▸ What is asked: Note how many lines include the word "screenshot", and give that number by itself.

>> begin Dataset

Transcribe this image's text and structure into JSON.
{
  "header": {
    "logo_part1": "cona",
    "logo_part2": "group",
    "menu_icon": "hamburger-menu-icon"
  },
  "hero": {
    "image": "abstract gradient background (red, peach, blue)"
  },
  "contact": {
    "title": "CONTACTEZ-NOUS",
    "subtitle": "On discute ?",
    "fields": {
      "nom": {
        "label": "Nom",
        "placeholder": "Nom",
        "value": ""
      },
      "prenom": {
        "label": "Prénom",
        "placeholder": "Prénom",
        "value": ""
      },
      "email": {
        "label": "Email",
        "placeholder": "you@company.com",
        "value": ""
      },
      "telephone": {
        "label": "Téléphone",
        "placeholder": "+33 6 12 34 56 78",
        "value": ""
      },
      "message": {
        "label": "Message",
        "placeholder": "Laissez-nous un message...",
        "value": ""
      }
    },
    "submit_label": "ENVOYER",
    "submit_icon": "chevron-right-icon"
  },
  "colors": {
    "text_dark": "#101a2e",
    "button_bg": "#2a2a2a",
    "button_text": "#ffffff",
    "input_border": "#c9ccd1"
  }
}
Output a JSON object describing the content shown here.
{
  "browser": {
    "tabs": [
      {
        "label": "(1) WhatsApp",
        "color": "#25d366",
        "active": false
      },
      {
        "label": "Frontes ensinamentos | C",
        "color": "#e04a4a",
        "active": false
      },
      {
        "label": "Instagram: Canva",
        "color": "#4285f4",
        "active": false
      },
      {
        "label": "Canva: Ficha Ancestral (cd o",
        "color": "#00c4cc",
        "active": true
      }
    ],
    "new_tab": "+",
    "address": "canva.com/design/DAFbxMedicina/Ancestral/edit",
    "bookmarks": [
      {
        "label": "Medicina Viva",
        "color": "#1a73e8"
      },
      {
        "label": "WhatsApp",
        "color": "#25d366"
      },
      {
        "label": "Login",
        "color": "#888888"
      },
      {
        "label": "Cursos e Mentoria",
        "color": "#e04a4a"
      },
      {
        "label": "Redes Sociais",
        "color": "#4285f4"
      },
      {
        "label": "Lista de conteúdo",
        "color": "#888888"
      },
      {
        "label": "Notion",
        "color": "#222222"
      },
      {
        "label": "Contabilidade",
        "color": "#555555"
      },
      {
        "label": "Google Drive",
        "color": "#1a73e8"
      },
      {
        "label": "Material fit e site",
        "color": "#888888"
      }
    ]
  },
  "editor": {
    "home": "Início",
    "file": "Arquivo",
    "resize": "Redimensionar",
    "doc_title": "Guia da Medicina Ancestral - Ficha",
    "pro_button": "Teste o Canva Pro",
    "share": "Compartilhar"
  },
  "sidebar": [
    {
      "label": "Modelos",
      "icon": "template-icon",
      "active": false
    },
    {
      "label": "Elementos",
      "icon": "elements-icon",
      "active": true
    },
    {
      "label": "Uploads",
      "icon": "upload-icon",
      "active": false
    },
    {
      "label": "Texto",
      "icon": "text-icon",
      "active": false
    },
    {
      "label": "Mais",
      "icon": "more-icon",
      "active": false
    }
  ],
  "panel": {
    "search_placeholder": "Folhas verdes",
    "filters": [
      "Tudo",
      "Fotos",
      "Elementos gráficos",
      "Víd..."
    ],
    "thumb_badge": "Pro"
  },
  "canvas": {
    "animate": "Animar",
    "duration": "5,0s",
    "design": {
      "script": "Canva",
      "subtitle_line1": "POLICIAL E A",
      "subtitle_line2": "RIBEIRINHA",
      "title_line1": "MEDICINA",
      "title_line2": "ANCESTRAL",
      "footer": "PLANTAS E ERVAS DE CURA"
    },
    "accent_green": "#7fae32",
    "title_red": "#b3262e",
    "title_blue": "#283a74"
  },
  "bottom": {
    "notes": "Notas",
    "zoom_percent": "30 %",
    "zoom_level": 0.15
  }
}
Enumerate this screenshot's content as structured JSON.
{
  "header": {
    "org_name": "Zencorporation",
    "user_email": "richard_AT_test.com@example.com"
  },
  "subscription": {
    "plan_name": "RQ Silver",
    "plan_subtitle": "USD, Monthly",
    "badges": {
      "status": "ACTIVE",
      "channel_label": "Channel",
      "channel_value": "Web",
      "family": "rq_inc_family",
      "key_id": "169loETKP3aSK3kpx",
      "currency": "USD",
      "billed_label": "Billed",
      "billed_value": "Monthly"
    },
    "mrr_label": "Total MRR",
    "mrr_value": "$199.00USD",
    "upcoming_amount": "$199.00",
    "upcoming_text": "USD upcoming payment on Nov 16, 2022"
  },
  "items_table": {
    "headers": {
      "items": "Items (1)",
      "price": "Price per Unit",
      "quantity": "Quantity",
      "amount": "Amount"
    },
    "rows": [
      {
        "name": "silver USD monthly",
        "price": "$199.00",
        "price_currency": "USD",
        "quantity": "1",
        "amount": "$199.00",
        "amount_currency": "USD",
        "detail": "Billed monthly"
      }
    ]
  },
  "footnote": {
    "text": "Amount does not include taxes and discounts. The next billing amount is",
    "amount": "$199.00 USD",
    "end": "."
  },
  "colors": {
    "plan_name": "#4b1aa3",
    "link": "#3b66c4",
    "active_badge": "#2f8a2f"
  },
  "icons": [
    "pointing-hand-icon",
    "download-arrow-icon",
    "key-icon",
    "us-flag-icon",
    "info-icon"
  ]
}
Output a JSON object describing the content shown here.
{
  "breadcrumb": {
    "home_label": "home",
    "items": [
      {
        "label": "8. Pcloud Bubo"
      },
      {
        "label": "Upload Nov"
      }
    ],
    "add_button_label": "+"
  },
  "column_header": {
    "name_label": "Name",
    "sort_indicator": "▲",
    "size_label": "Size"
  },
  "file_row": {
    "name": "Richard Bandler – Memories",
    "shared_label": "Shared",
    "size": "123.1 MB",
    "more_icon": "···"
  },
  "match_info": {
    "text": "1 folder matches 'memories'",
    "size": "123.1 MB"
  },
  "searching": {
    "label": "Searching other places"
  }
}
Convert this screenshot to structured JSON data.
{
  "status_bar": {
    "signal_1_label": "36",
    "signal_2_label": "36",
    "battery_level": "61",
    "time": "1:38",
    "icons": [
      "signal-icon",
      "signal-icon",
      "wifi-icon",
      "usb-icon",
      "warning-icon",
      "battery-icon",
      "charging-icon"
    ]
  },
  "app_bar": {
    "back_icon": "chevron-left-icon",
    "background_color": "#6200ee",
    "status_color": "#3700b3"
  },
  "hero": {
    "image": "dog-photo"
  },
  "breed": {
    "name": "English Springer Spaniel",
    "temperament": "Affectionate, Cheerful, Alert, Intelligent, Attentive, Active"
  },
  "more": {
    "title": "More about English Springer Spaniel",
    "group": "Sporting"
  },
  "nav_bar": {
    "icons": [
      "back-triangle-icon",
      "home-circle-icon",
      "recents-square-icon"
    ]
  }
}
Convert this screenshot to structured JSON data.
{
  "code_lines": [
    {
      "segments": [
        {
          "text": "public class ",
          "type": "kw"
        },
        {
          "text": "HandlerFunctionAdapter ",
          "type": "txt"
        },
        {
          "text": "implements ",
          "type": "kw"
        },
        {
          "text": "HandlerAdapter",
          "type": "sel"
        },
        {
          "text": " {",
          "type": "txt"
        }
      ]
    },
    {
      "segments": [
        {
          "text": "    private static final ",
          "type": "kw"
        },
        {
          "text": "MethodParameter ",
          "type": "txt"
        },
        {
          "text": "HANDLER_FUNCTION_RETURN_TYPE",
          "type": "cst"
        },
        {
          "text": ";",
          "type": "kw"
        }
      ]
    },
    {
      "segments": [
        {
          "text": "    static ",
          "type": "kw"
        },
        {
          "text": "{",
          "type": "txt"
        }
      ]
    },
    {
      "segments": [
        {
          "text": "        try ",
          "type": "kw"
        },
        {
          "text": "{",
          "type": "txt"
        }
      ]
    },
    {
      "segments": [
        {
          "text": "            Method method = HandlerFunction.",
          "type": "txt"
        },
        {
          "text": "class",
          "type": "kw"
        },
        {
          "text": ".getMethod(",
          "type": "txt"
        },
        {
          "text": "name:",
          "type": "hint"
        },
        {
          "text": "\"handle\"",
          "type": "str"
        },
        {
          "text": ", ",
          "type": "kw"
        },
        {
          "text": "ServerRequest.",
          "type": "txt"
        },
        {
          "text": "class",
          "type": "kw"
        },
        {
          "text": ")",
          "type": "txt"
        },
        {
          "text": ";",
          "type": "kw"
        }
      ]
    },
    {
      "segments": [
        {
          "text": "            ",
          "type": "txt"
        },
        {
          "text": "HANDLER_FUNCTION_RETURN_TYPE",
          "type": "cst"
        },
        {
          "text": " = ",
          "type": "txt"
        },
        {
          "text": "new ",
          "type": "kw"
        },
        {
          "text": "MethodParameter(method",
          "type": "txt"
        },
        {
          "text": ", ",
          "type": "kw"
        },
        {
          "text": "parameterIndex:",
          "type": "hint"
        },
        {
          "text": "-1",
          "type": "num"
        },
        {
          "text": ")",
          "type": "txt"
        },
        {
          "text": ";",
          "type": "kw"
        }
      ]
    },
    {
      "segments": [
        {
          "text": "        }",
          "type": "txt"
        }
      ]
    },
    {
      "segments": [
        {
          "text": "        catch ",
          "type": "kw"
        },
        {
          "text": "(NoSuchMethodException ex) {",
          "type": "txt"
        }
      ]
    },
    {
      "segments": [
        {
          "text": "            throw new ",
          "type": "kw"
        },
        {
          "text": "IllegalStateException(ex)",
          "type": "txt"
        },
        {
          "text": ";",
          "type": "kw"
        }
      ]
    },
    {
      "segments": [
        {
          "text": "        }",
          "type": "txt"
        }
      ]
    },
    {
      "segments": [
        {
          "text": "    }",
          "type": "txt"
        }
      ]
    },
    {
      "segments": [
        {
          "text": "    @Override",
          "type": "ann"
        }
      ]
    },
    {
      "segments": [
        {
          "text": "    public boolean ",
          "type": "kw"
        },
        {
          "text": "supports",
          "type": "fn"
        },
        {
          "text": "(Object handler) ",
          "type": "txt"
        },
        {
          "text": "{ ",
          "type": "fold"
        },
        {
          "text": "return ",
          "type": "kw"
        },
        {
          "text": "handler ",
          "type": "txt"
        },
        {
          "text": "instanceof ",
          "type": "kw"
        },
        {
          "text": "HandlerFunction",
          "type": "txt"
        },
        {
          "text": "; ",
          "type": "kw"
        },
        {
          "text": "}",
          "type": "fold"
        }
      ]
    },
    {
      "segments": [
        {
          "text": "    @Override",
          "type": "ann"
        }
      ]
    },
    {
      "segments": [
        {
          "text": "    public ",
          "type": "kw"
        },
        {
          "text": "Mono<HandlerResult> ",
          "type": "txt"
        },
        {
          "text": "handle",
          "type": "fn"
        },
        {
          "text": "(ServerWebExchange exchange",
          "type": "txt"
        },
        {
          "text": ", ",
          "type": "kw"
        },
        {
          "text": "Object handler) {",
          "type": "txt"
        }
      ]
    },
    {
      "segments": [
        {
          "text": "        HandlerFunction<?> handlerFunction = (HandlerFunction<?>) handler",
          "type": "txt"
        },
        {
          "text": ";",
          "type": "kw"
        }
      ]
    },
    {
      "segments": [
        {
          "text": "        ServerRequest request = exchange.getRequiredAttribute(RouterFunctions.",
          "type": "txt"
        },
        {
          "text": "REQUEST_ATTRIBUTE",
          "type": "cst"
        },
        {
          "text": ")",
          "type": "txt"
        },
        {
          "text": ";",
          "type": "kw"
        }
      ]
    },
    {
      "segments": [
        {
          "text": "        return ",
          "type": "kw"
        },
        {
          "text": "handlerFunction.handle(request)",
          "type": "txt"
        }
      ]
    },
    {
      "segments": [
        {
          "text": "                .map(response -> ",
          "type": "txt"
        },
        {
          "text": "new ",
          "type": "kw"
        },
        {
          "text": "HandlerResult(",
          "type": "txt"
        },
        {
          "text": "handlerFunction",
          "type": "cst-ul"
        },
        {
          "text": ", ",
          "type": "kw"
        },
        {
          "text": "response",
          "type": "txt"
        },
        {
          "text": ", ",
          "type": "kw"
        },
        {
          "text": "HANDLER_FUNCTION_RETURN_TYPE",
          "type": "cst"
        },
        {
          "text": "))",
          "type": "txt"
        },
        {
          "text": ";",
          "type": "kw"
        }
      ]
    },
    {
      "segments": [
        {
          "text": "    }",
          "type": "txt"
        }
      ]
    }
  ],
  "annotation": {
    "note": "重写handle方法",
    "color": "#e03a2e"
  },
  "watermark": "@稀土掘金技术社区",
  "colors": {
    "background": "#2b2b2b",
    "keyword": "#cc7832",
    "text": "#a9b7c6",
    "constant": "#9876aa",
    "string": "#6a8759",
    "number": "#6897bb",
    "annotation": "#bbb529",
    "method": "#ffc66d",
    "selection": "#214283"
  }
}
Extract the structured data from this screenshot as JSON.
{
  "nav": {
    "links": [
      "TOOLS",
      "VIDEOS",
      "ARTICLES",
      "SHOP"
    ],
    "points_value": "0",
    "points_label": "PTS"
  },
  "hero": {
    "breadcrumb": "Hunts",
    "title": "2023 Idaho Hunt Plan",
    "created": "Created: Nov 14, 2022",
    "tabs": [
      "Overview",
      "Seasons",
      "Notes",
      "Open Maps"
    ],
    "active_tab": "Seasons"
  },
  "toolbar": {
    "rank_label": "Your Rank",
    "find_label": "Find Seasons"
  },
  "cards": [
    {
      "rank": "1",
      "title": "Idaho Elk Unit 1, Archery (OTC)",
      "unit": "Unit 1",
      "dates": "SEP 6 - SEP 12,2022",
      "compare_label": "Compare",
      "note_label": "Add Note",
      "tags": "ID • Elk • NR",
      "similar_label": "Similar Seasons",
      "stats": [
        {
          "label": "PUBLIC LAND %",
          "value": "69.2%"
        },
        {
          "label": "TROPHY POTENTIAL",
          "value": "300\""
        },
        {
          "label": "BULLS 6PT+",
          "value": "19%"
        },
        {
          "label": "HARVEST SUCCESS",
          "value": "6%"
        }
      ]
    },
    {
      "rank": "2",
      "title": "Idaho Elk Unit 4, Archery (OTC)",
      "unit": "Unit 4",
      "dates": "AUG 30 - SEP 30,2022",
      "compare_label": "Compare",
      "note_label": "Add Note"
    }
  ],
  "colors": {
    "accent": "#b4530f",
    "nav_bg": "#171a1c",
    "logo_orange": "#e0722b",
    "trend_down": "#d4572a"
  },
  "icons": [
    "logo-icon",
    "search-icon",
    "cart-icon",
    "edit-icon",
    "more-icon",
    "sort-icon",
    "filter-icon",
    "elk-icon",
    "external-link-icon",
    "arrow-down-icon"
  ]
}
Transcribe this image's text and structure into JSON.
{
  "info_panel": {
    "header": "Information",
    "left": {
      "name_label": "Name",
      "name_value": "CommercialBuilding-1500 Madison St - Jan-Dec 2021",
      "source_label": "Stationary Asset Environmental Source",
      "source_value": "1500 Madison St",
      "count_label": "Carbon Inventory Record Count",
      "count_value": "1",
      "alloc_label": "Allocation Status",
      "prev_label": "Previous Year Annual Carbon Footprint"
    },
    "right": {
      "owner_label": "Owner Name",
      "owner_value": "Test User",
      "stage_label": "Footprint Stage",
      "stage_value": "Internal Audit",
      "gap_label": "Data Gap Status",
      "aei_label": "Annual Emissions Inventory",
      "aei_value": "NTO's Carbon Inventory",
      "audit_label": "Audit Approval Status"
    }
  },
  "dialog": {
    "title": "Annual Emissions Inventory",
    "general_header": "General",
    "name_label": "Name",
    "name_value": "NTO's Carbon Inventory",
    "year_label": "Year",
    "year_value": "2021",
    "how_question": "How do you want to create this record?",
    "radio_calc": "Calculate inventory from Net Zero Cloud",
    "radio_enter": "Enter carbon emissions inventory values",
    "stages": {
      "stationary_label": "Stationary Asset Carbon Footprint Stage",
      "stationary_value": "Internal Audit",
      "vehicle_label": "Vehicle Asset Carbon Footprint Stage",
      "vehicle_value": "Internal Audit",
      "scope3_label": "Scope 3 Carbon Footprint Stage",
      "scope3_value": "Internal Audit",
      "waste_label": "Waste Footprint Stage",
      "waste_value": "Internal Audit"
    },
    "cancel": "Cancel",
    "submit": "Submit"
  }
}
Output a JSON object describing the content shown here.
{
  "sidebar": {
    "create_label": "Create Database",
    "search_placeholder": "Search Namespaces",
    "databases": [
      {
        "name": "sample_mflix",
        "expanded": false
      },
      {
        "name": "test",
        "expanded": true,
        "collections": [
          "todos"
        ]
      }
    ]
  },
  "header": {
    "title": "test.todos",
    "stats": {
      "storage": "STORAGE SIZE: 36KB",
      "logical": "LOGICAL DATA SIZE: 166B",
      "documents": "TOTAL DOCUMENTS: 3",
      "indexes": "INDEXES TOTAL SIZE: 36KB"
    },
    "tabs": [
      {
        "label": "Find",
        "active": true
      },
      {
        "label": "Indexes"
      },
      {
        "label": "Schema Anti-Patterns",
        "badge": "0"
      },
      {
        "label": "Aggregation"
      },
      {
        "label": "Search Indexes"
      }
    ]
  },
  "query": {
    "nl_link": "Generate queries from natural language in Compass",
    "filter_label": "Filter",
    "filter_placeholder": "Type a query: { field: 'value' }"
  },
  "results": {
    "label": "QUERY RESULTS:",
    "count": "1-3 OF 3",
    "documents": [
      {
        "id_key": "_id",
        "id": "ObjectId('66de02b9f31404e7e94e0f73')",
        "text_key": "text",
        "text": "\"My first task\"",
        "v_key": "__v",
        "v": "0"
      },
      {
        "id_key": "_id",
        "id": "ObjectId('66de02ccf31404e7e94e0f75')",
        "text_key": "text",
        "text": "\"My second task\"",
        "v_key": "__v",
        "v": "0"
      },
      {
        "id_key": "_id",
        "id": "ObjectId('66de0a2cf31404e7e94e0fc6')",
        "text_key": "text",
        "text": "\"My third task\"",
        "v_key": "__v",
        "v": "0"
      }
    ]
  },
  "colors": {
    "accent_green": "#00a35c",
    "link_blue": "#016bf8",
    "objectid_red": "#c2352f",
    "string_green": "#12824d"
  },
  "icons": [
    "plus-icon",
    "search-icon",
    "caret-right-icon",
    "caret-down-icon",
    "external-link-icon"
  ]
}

>> end Dataset

▸ Worked solution: 4